#### Written request
Search the records that follow and extract every line containing the string "JSON".

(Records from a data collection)
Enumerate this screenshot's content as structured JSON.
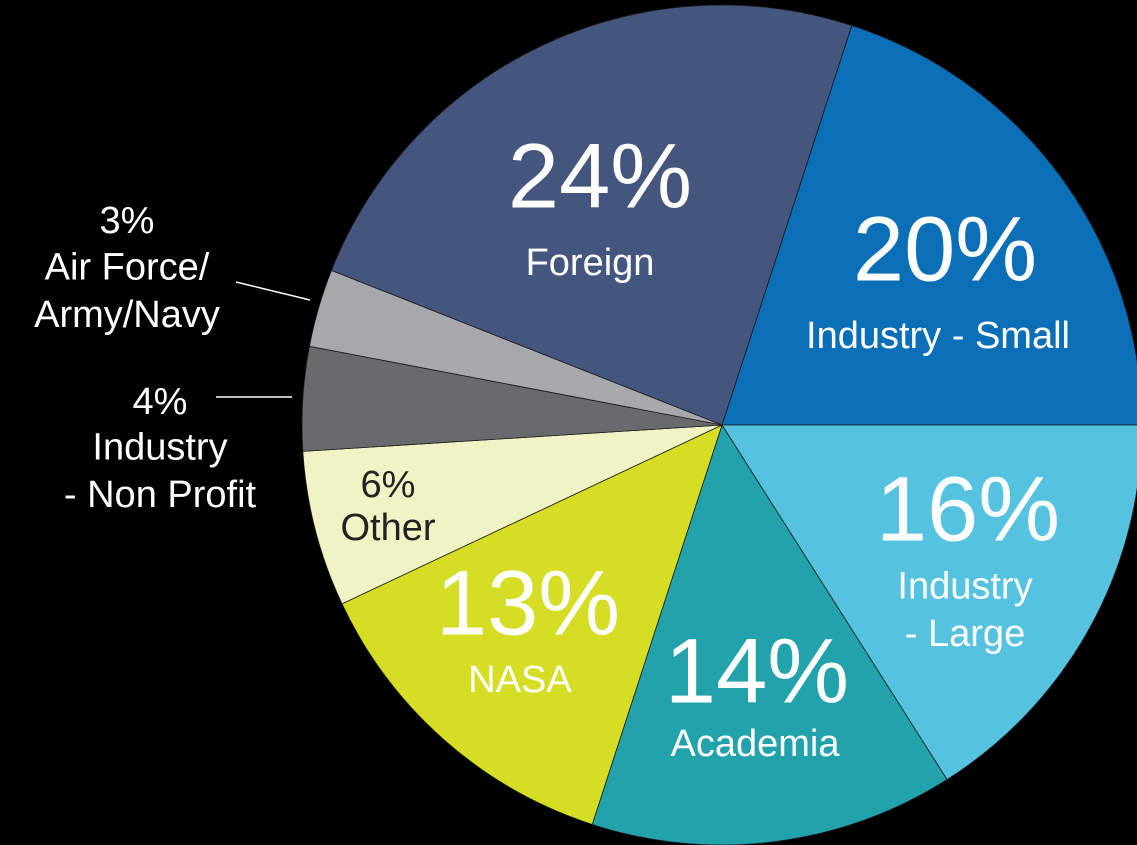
{
  "chart_data": {
    "type": "pie",
    "categories": [
      "Industry - Small",
      "Industry\n- Large",
      "Academia",
      "NASA",
      "Other",
      "Industry\n- Non Profit",
      "Air Force/\nArmy/Navy",
      "Foreign"
    ],
    "values": [
      20,
      16,
      14,
      13,
      6,
      4,
      3,
      24
    ],
    "value_labels": [
      "20%",
      "16%",
      "14%",
      "13%",
      "6%",
      "4%",
      "3%",
      "24%"
    ],
    "colors": [
      "#0b6fb8",
      "#55c2e0",
      "#22a3ab",
      "#d6dd25",
      "#f0f3c4",
      "#696a6e",
      "#a7a8ac",
      "#44567e"
    ]
  }
}
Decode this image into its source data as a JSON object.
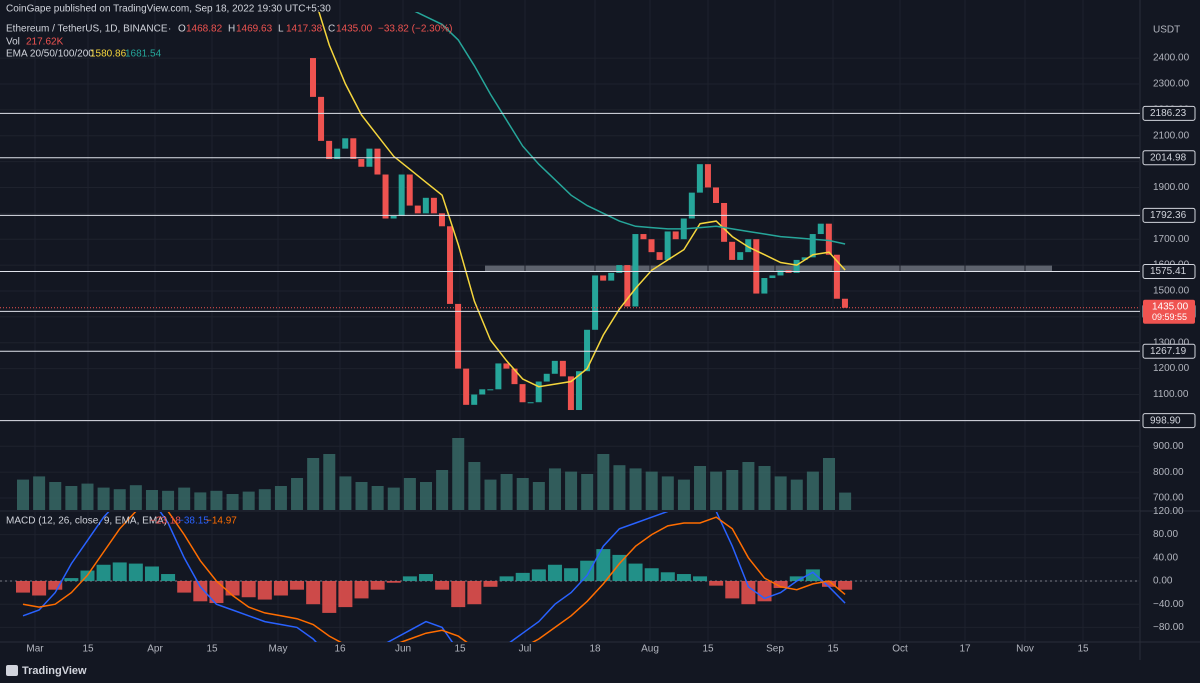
{
  "header": {
    "published": "CoinGape published on TradingView.com, Sep 18, 2022 19:30 UTC+5:30",
    "symbol": "Ethereum / TetherUS, 1D, BINANCE",
    "ohlc": [
      {
        "label": "O",
        "value": "1468.82"
      },
      {
        "label": "H",
        "value": "1469.63"
      },
      {
        "label": "L",
        "value": "1417.38"
      },
      {
        "label": "C",
        "value": "1435.00"
      }
    ],
    "change": "−33.82 (−2.30%)",
    "volume_label": "Vol",
    "volume_value": "217.62K",
    "ema_label": "EMA 20/50/100/200",
    "ema_values": [
      "1580.86",
      "1681.54"
    ]
  },
  "chart_data": {
    "type": "candlestick",
    "unit": "USDT",
    "ylim": [
      700,
      2578
    ],
    "yticks": [
      {
        "value": 700,
        "label": "700.00"
      },
      {
        "value": 800,
        "label": "800.00"
      },
      {
        "value": 900,
        "label": "900.00"
      },
      {
        "value": 1000,
        "label": "1000.00"
      },
      {
        "value": 1100,
        "label": "1100.00"
      },
      {
        "value": 1200,
        "label": "1200.00"
      },
      {
        "value": 1300,
        "label": "1300.00"
      },
      {
        "value": 1400,
        "label": "1400.00"
      },
      {
        "value": 1500,
        "label": "1500.00"
      },
      {
        "value": 1600,
        "label": "1600.00"
      },
      {
        "value": 1700,
        "label": "1700.00"
      },
      {
        "value": 1800,
        "label": "1800.00"
      },
      {
        "value": 1900,
        "label": "1900.00"
      },
      {
        "value": 2000,
        "label": "2000.00"
      },
      {
        "value": 2100,
        "label": "2100.00"
      },
      {
        "value": 2200,
        "label": "2200.00"
      },
      {
        "value": 2300,
        "label": "2300.00"
      },
      {
        "value": 2400,
        "label": "2400.00"
      }
    ],
    "levels": [
      2186.23,
      2014.98,
      1792.36,
      1575.41,
      1421.32,
      1267.19,
      {
        "value": 998.9,
        "label": "998.90"
      }
    ],
    "last_price": {
      "value": 1435,
      "label": "1435.00"
    },
    "countdown": "09:59:55",
    "up_color": "#26a69a",
    "down_color": "#ef5350",
    "open": [
      2400,
      2250,
      2080,
      2010,
      2050,
      2090,
      2010,
      1980,
      2050,
      1950,
      1780,
      1790,
      1950,
      1830,
      1800,
      1860,
      1800,
      1750,
      1450,
      1200,
      1060,
      1100,
      1120,
      1120,
      1220,
      1200,
      1140,
      1070,
      1070,
      1150,
      1180,
      1230,
      1170,
      1040,
      1190,
      1350,
      1560,
      1540,
      1570,
      1600,
      1440,
      1720,
      1700,
      1650,
      1620,
      1730,
      1700,
      1780,
      1880,
      1990,
      1900,
      1840,
      1690,
      1620,
      1650,
      1700,
      1490,
      1550,
      1560,
      1580,
      1570,
      1620,
      1630,
      1720,
      1760,
      1640,
      1470
    ],
    "close": [
      2250,
      2080,
      2010,
      2050,
      2090,
      2010,
      1980,
      2050,
      1950,
      1780,
      1790,
      1950,
      1830,
      1800,
      1860,
      1800,
      1750,
      1450,
      1200,
      1060,
      1100,
      1120,
      1120,
      1220,
      1200,
      1140,
      1070,
      1070,
      1150,
      1180,
      1230,
      1170,
      1040,
      1190,
      1350,
      1560,
      1540,
      1570,
      1600,
      1440,
      1720,
      1700,
      1650,
      1620,
      1730,
      1700,
      1780,
      1880,
      1990,
      1900,
      1840,
      1690,
      1620,
      1650,
      1700,
      1490,
      1550,
      1560,
      1580,
      1570,
      1620,
      1630,
      1720,
      1760,
      1640,
      1470,
      1435
    ],
    "x_labels": [
      "Mar",
      "15",
      "Apr",
      "15",
      "May",
      "16",
      "Jun",
      "15",
      "Jul",
      "18",
      "Aug",
      "15",
      "Sep",
      "15",
      "Oct",
      "17",
      "Nov",
      "15"
    ],
    "ema": [
      {
        "name": "EMA 20",
        "color": "#f5d63d",
        "values": [
          2900,
          2950,
          2900,
          2850,
          2850,
          2900,
          3000,
          3050,
          3100,
          3150,
          3200,
          3150,
          3100,
          3050,
          3000,
          2950,
          2900,
          2800,
          2650,
          2450,
          2300,
          2180,
          2100,
          2020,
          1970,
          1920,
          1870,
          1680,
          1460,
          1310,
          1230,
          1160,
          1130,
          1140,
          1150,
          1200,
          1330,
          1430,
          1510,
          1580,
          1620,
          1660,
          1760,
          1770,
          1710,
          1670,
          1640,
          1610,
          1600,
          1640,
          1650,
          1580.86
        ]
      },
      {
        "name": "EMA 50",
        "color": "#26a69a",
        "values": [
          3000,
          3000,
          2980,
          2970,
          2960,
          2960,
          2970,
          2980,
          2990,
          3000,
          3000,
          2990,
          2980,
          2970,
          2950,
          2930,
          2900,
          2870,
          2830,
          2780,
          2740,
          2700,
          2660,
          2620,
          2590,
          2560,
          2530,
          2470,
          2370,
          2260,
          2160,
          2060,
          1990,
          1930,
          1870,
          1830,
          1800,
          1770,
          1750,
          1745,
          1740,
          1740,
          1745,
          1750,
          1740,
          1730,
          1720,
          1710,
          1705,
          1700,
          1695,
          1681.54
        ]
      }
    ],
    "volume": {
      "color": "#3a6e6a",
      "max": 1000,
      "values": [
        380,
        420,
        350,
        300,
        330,
        280,
        260,
        310,
        250,
        240,
        280,
        220,
        240,
        200,
        230,
        260,
        300,
        400,
        650,
        700,
        420,
        350,
        300,
        280,
        400,
        350,
        500,
        900,
        600,
        380,
        450,
        400,
        350,
        520,
        480,
        450,
        700,
        560,
        520,
        480,
        420,
        380,
        550,
        480,
        500,
        600,
        550,
        420,
        380,
        480,
        650,
        217.62
      ]
    },
    "macd": {
      "label": "MACD (12, 26, close, 9, EMA, EMA)",
      "value_labels": [
        "−23.18",
        "−38.15",
        "−14.97"
      ],
      "ylim": [
        -120,
        120
      ],
      "yticks": [
        {
          "value": 120,
          "label": "120.00"
        },
        {
          "value": 80,
          "label": "80.00"
        },
        {
          "value": 40,
          "label": "40.00"
        },
        {
          "value": 0,
          "label": "0.00"
        },
        {
          "value": -40,
          "label": "−40.00"
        },
        {
          "value": -80,
          "label": "−80.00"
        }
      ],
      "histogram": {
        "pos_color": "#26a69a",
        "neg_color": "#ef5350",
        "values": [
          -20,
          -25,
          -15,
          5,
          18,
          28,
          32,
          30,
          25,
          12,
          -20,
          -35,
          -38,
          -25,
          -28,
          -32,
          -25,
          -15,
          -40,
          -55,
          -45,
          -30,
          -15,
          -3,
          8,
          12,
          -15,
          -45,
          -40,
          -10,
          8,
          14,
          20,
          28,
          22,
          35,
          55,
          45,
          30,
          22,
          15,
          12,
          8,
          -8,
          -30,
          -40,
          -35,
          -12,
          8,
          20,
          -10,
          -14.97
        ]
      },
      "series": [
        {
          "name": "MACD",
          "color": "#2962ff",
          "values": [
            -60,
            -50,
            -20,
            30,
            70,
            110,
            140,
            150,
            140,
            100,
            40,
            -10,
            -40,
            -50,
            -60,
            -70,
            -75,
            -80,
            -100,
            -130,
            -140,
            -130,
            -115,
            -100,
            -85,
            -70,
            -80,
            -120,
            -140,
            -130,
            -110,
            -90,
            -70,
            -40,
            -20,
            10,
            60,
            90,
            100,
            110,
            120,
            130,
            140,
            120,
            60,
            -10,
            -30,
            -20,
            0,
            15,
            -10,
            -38.15
          ]
        },
        {
          "name": "Signal",
          "color": "#ff6d00",
          "values": [
            -40,
            -45,
            -40,
            -20,
            10,
            50,
            90,
            120,
            135,
            120,
            80,
            35,
            0,
            -25,
            -45,
            -55,
            -60,
            -65,
            -75,
            -95,
            -110,
            -115,
            -115,
            -110,
            -100,
            -90,
            -85,
            -95,
            -115,
            -125,
            -125,
            -115,
            -100,
            -80,
            -60,
            -35,
            -5,
            30,
            60,
            80,
            95,
            100,
            100,
            110,
            90,
            40,
            5,
            -10,
            -15,
            -5,
            0,
            -23.18
          ]
        }
      ]
    }
  },
  "footer": {
    "brand": "TradingView"
  }
}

#### Answer below
Enumerate this screenshot's content as structured JSON.
Decode this image into its source data as a JSON object.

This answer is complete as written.